Stored data:
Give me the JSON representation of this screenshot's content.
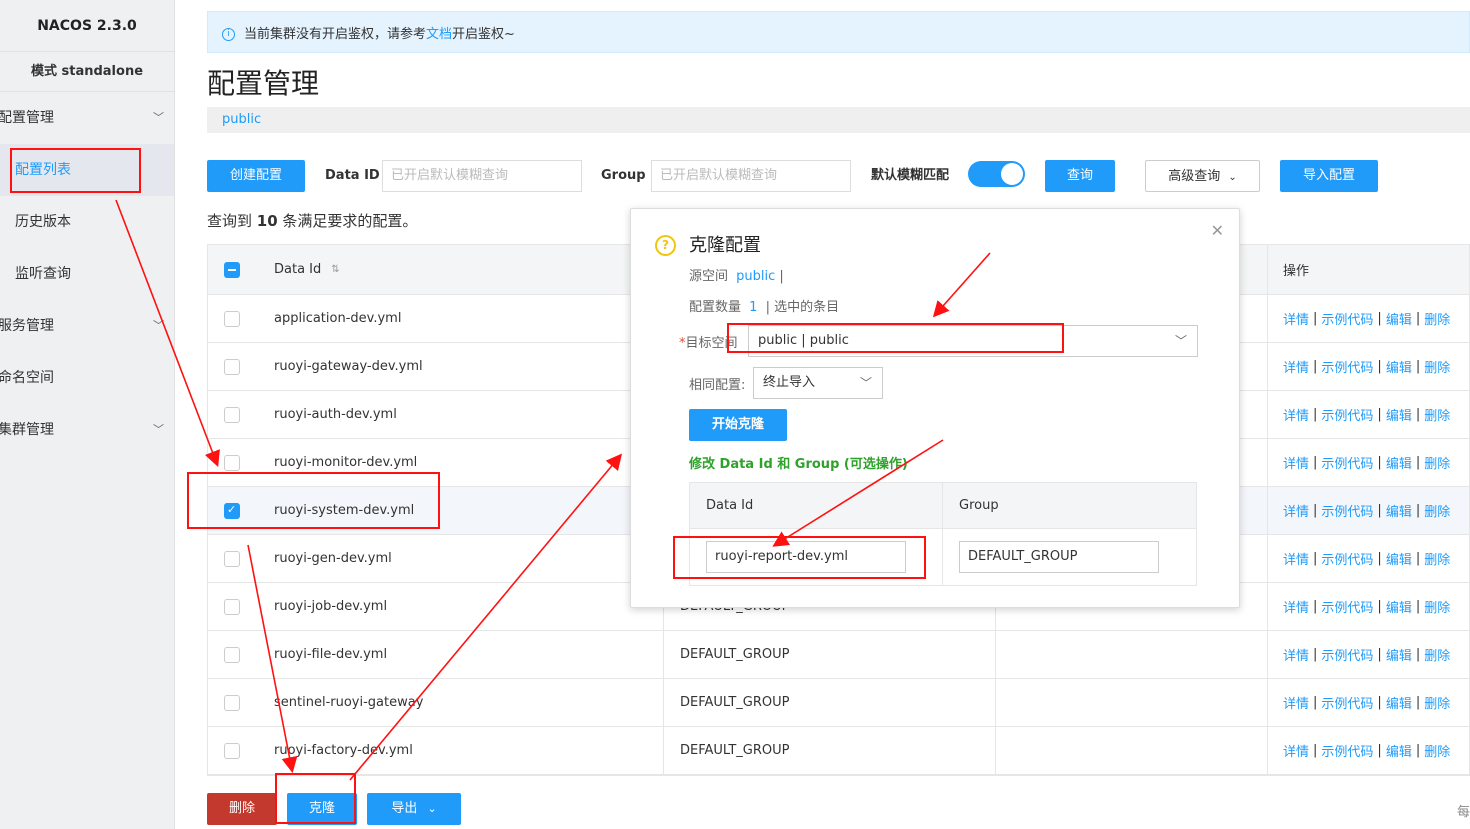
{
  "sidebar": {
    "brand": "NACOS 2.3.0",
    "mode": "模式 standalone",
    "groups": [
      {
        "label": "配置管理"
      },
      {
        "label": "服务管理"
      },
      {
        "label": "命名空间"
      },
      {
        "label": "集群管理"
      }
    ],
    "items": [
      {
        "label": "配置列表"
      },
      {
        "label": "历史版本"
      },
      {
        "label": "监听查询"
      }
    ]
  },
  "notice": {
    "text_before": "当前集群没有开启鉴权，请参考",
    "link": "文档",
    "text_after": "开启鉴权~"
  },
  "page": {
    "title": "配置管理",
    "namespace": "public"
  },
  "toolbar": {
    "create_label": "创建配置",
    "dataid_label": "Data ID",
    "dataid_placeholder": "已开启默认模糊查询",
    "group_label": "Group",
    "group_placeholder": "已开启默认模糊查询",
    "fuzzy_label": "默认模糊匹配",
    "query_label": "查询",
    "advanced_label": "高级查询",
    "import_label": "导入配置"
  },
  "summary": {
    "prefix": "查询到 ",
    "count": "10",
    "suffix": " 条满足要求的配置。"
  },
  "table": {
    "col_dataid": "Data Id",
    "col_ops": "操作",
    "ops": {
      "detail": "详情",
      "sample": "示例代码",
      "edit": "编辑",
      "delete": "删除"
    },
    "rows": [
      {
        "dataid": "application-dev.yml",
        "group": ""
      },
      {
        "dataid": "ruoyi-gateway-dev.yml",
        "group": ""
      },
      {
        "dataid": "ruoyi-auth-dev.yml",
        "group": ""
      },
      {
        "dataid": "ruoyi-monitor-dev.yml",
        "group": ""
      },
      {
        "dataid": "ruoyi-system-dev.yml",
        "group": ""
      },
      {
        "dataid": "ruoyi-gen-dev.yml",
        "group": ""
      },
      {
        "dataid": "ruoyi-job-dev.yml",
        "group": "DEFAULT_GROUP"
      },
      {
        "dataid": "ruoyi-file-dev.yml",
        "group": "DEFAULT_GROUP"
      },
      {
        "dataid": "sentinel-ruoyi-gateway",
        "group": "DEFAULT_GROUP"
      },
      {
        "dataid": "ruoyi-factory-dev.yml",
        "group": "DEFAULT_GROUP"
      }
    ]
  },
  "bottom": {
    "delete_label": "删除",
    "clone_label": "克隆",
    "export_label": "导出",
    "per_page": "每"
  },
  "dialog": {
    "title": "克隆配置",
    "source_label": "源空间",
    "source_value": "public",
    "source_sep": "|",
    "count_label": "配置数量",
    "count_value": "1",
    "count_suffix": "| 选中的条目",
    "target_label": "目标空间",
    "target_value": "public | public",
    "same_label": "相同配置:",
    "same_value": "终止导入",
    "start_label": "开始克隆",
    "modify_title": "修改 Data Id 和 Group (可选操作)",
    "col_dataid": "Data Id",
    "col_group": "Group",
    "new_dataid": "ruoyi-report-dev.yml",
    "new_group": "DEFAULT_GROUP"
  }
}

◆ **Short problem**
Repeat the records above exactly, leaving out the pictures.

◆ **Exercise answer**
Give me the JSON representation of this screenshot's content.
{
  "sidebar": {
    "brand": "NACOS 2.3.0",
    "mode": "模式 standalone",
    "groups": [
      {
        "label": "配置管理"
      },
      {
        "label": "服务管理"
      },
      {
        "label": "命名空间"
      },
      {
        "label": "集群管理"
      }
    ],
    "items": [
      {
        "label": "配置列表"
      },
      {
        "label": "历史版本"
      },
      {
        "label": "监听查询"
      }
    ]
  },
  "notice": {
    "text_before": "当前集群没有开启鉴权，请参考",
    "link": "文档",
    "text_after": "开启鉴权~"
  },
  "page": {
    "title": "配置管理",
    "namespace": "public"
  },
  "toolbar": {
    "create_label": "创建配置",
    "dataid_label": "Data ID",
    "dataid_placeholder": "已开启默认模糊查询",
    "group_label": "Group",
    "group_placeholder": "已开启默认模糊查询",
    "fuzzy_label": "默认模糊匹配",
    "query_label": "查询",
    "advanced_label": "高级查询",
    "import_label": "导入配置"
  },
  "summary": {
    "prefix": "查询到 ",
    "count": "10",
    "suffix": " 条满足要求的配置。"
  },
  "table": {
    "col_dataid": "Data Id",
    "col_ops": "操作",
    "ops": {
      "detail": "详情",
      "sample": "示例代码",
      "edit": "编辑",
      "delete": "删除"
    },
    "rows": [
      {
        "dataid": "application-dev.yml",
        "group": ""
      },
      {
        "dataid": "ruoyi-gateway-dev.yml",
        "group": ""
      },
      {
        "dataid": "ruoyi-auth-dev.yml",
        "group": ""
      },
      {
        "dataid": "ruoyi-monitor-dev.yml",
        "group": ""
      },
      {
        "dataid": "ruoyi-system-dev.yml",
        "group": ""
      },
      {
        "dataid": "ruoyi-gen-dev.yml",
        "group": ""
      },
      {
        "dataid": "ruoyi-job-dev.yml",
        "group": "DEFAULT_GROUP"
      },
      {
        "dataid": "ruoyi-file-dev.yml",
        "group": "DEFAULT_GROUP"
      },
      {
        "dataid": "sentinel-ruoyi-gateway",
        "group": "DEFAULT_GROUP"
      },
      {
        "dataid": "ruoyi-factory-dev.yml",
        "group": "DEFAULT_GROUP"
      }
    ]
  },
  "bottom": {
    "delete_label": "删除",
    "clone_label": "克隆",
    "export_label": "导出",
    "per_page": "每"
  },
  "dialog": {
    "title": "克隆配置",
    "source_label": "源空间",
    "source_value": "public",
    "source_sep": "|",
    "count_label": "配置数量",
    "count_value": "1",
    "count_suffix": "| 选中的条目",
    "target_label": "目标空间",
    "target_value": "public | public",
    "same_label": "相同配置:",
    "same_value": "终止导入",
    "start_label": "开始克隆",
    "modify_title": "修改 Data Id 和 Group (可选操作)",
    "col_dataid": "Data Id",
    "col_group": "Group",
    "new_dataid": "ruoyi-report-dev.yml",
    "new_group": "DEFAULT_GROUP"
  }
}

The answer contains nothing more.